- **Dataset records**
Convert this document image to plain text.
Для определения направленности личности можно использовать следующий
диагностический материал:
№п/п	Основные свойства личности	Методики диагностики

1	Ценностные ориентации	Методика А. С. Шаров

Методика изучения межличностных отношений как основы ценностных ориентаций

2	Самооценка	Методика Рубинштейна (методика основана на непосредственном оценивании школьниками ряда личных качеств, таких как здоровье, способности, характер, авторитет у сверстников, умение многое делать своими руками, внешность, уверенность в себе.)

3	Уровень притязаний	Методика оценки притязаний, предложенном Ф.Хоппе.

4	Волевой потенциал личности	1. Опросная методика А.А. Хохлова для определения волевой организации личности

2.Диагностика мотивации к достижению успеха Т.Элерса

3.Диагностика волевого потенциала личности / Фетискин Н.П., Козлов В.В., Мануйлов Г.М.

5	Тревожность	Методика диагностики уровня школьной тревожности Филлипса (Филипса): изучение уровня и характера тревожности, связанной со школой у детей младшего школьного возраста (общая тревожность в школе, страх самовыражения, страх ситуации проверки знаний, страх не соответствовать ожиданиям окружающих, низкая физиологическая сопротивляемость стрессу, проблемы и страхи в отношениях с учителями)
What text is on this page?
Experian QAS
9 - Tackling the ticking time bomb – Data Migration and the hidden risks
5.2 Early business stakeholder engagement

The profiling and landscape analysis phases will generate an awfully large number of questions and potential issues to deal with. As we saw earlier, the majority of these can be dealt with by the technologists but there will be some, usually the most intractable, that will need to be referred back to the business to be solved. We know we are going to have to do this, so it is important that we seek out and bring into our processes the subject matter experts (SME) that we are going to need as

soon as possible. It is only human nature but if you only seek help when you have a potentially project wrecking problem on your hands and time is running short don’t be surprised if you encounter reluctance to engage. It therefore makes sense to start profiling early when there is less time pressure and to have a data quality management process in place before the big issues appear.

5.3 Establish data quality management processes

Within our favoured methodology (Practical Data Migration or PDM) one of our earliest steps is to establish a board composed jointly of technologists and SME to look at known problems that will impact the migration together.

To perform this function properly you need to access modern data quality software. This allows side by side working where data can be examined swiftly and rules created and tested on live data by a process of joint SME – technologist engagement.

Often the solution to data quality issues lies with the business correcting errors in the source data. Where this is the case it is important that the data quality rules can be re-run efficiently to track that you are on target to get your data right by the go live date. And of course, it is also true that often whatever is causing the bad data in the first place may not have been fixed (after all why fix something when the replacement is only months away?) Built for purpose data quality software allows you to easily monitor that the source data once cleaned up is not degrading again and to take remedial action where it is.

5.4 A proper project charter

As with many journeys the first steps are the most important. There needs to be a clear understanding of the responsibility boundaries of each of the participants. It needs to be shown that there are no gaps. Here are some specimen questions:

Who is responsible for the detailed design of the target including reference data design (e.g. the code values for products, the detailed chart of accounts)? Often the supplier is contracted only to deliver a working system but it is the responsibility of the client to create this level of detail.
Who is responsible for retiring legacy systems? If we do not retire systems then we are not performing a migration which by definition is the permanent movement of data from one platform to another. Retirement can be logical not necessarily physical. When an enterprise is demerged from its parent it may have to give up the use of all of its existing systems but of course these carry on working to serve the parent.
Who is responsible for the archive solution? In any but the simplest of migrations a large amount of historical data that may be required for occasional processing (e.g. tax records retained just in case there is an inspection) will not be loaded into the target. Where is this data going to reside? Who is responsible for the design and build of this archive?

- **TASK TO COMPLETE**
Reply with nothing but the number of lines that contain the word "text".

- **TASK ANSWER**
2